#### TASK GOAL
Below are records to transcribe exactly, without their pictures.

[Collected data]
•••

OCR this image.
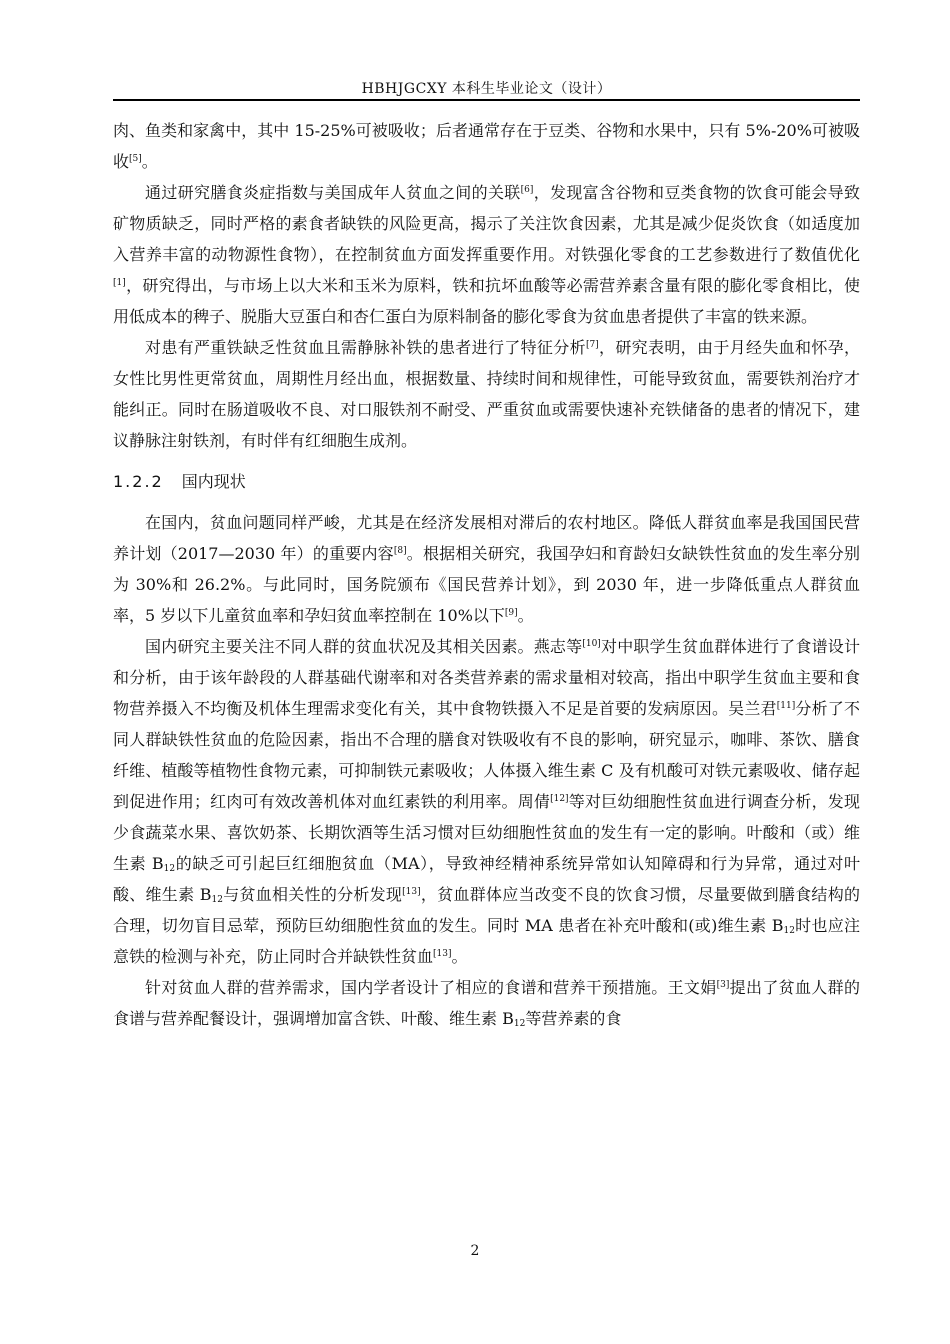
HBHJGCXY 本科生毕业论文（设计）

肉、鱼类和家禽中，其中 15-25%可被吸收；后者通常存在于豆类、谷物和水果中，只有 5%-20%可被吸收[5]。

通过研究膳食炎症指数与美国成年人贫血之间的关联[6]，发现富含谷物和豆类食物的饮食可能会导致矿物质缺乏，同时严格的素食者缺铁的风险更高，揭示了关注饮食因素，尤其是减少促炎饮食（如适度加入营养丰富的动物源性食物），在控制贫血方面发挥重要作用。对铁强化零食的工艺参数进行了数值优化[1]，研究得出，与市场上以大米和玉米为原料，铁和抗坏血酸等必需营养素含量有限的膨化零食相比，使用低成本的稗子、脱脂大豆蛋白和杏仁蛋白为原料制备的膨化零食为贫血患者提供了丰富的铁来源。

对患有严重铁缺乏性贫血且需静脉补铁的患者进行了特征分析[7]，研究表明，由于月经失血和怀孕，女性比男性更常贫血，周期性月经出血，根据数量、持续时间和规律性，可能导致贫血，需要铁剂治疗才能纠正。同时在肠道吸收不良、对口服铁剂不耐受、严重贫血或需要快速补充铁储备的患者的情况下，建议静脉注射铁剂，有时伴有红细胞生成剂。

1.2.2 国内现状

在国内，贫血问题同样严峻，尤其是在经济发展相对滞后的农村地区。降低人群贫血率是我国国民营养计划（2017—2030 年）的重要内容[8]。根据相关研究，我国孕妇和育龄妇女缺铁性贫血的发生率分别为 30%和 26.2%。与此同时，国务院颁布《国民营养计划》，到 2030 年，进一步降低重点人群贫血率，5 岁以下儿童贫血率和孕妇贫血率控制在 10%以下[9]。

国内研究主要关注不同人群的贫血状况及其相关因素。燕志等[10]对中职学生贫血群体进行了食谱设计和分析，由于该年龄段的人群基础代谢率和对各类营养素的需求量相对较高，指出中职学生贫血主要和食物营养摄入不均衡及机体生理需求变化有关，其中食物铁摄入不足是首要的发病原因。吴兰君[11]分析了不同人群缺铁性贫血的危险因素，指出不合理的膳食对铁吸收有不良的影响，研究显示，咖啡、茶饮、膳食纤维、植酸等植物性食物元素，可抑制铁元素吸收；人体摄入维生素 C 及有机酸可对铁元素吸收、储存起到促进作用；红肉可有效改善机体对血红素铁的利用率。周倩[12]等对巨幼细胞性贫血进行调查分析，发现少食蔬菜水果、喜饮奶茶、长期饮酒等生活习惯对巨幼细胞性贫血的发生有一定的影响。叶酸和（或）维生素 $B_{12}$的缺乏可引起巨红细胞贫血（MA），导致神经精神系统异常如认知障碍和行为异常，通过对叶酸、维生素 $B_{12}$与贫血相关性的分析发现[13]，贫血群体应当改变不良的饮食习惯，尽量要做到膳食结构的合理，切勿盲目忌荤，预防巨幼细胞性贫血的发生。同时 MA 患者在补充叶酸和(或)维生素 $B_{12}$时也应注意铁的检测与补充，防止同时合并缺铁性贫血[13]。

针对贫血人群的营养需求，国内学者设计了相应的食谱和营养干预措施。王文娟[3]提出了贫血人群的食谱与营养配餐设计，强调增加富含铁、叶酸、维生素 $B_{12}$等营养素的食

2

•••

#### WRITTEN RESPONSE
OCR this image.
HBHJGCXY 本科生毕业论文（设计）

肉、鱼类和家禽中，其中 15-25%可被吸收；后者通常存在于豆类、谷物和水果中，只有 5%-20%可被吸收[5]。

通过研究膳食炎症指数与美国成年人贫血之间的关联[6]，发现富含谷物和豆类食物的饮食可能会导致矿物质缺乏，同时严格的素食者缺铁的风险更高，揭示了关注饮食因素，尤其是减少促炎饮食（如适度加入营养丰富的动物源性食物），在控制贫血方面发挥重要作用。对铁强化零食的工艺参数进行了数值优化[1]，研究得出，与市场上以大米和玉米为原料，铁和抗坏血酸等必需营养素含量有限的膨化零食相比，使用低成本的稗子、脱脂大豆蛋白和杏仁蛋白为原料制备的膨化零食为贫血患者提供了丰富的铁来源。

对患有严重铁缺乏性贫血且需静脉补铁的患者进行了特征分析[7]，研究表明，由于月经失血和怀孕，女性比男性更常贫血，周期性月经出血，根据数量、持续时间和规律性，可能导致贫血，需要铁剂治疗才能纠正。同时在肠道吸收不良、对口服铁剂不耐受、严重贫血或需要快速补充铁储备的患者的情况下，建议静脉注射铁剂，有时伴有红细胞生成剂。

1.2.2 国内现状

在国内，贫血问题同样严峻，尤其是在经济发展相对滞后的农村地区。降低人群贫血率是我国国民营养计划（2017—2030 年）的重要内容[8]。根据相关研究，我国孕妇和育龄妇女缺铁性贫血的发生率分别为 30%和 26.2%。与此同时，国务院颁布《国民营养计划》，到 2030 年，进一步降低重点人群贫血率，5 岁以下儿童贫血率和孕妇贫血率控制在 10%以下[9]。

国内研究主要关注不同人群的贫血状况及其相关因素。燕志等[10]对中职学生贫血群体进行了食谱设计和分析，由于该年龄段的人群基础代谢率和对各类营养素的需求量相对较高，指出中职学生贫血主要和食物营养摄入不均衡及机体生理需求变化有关，其中食物铁摄入不足是首要的发病原因。吴兰君[11]分析了不同人群缺铁性贫血的危险因素，指出不合理的膳食对铁吸收有不良的影响，研究显示，咖啡、茶饮、膳食纤维、植酸等植物性食物元素，可抑制铁元素吸收；人体摄入维生素 C 及有机酸可对铁元素吸收、储存起到促进作用；红肉可有效改善机体对血红素铁的利用率。周倩[12]等对巨幼细胞性贫血进行调查分析，发现少食蔬菜水果、喜饮奶茶、长期饮酒等生活习惯对巨幼细胞性贫血的发生有一定的影响。叶酸和（或）维生素 $B_{12}$的缺乏可引起巨红细胞贫血（MA），导致神经精神系统异常如认知障碍和行为异常，通过对叶酸、维生素 $B_{12}$与贫血相关性的分析发现[13]，贫血群体应当改变不良的饮食习惯，尽量要做到膳食结构的合理，切勿盲目忌荤，预防巨幼细胞性贫血的发生。同时 MA 患者在补充叶酸和(或)维生素 $B_{12}$时也应注意铁的检测与补充，防止同时合并缺铁性贫血[13]。

针对贫血人群的营养需求，国内学者设计了相应的食谱和营养干预措施。王文娟[3]提出了贫血人群的食谱与营养配餐设计，强调增加富含铁、叶酸、维生素 $B_{12}$等营养素的食

2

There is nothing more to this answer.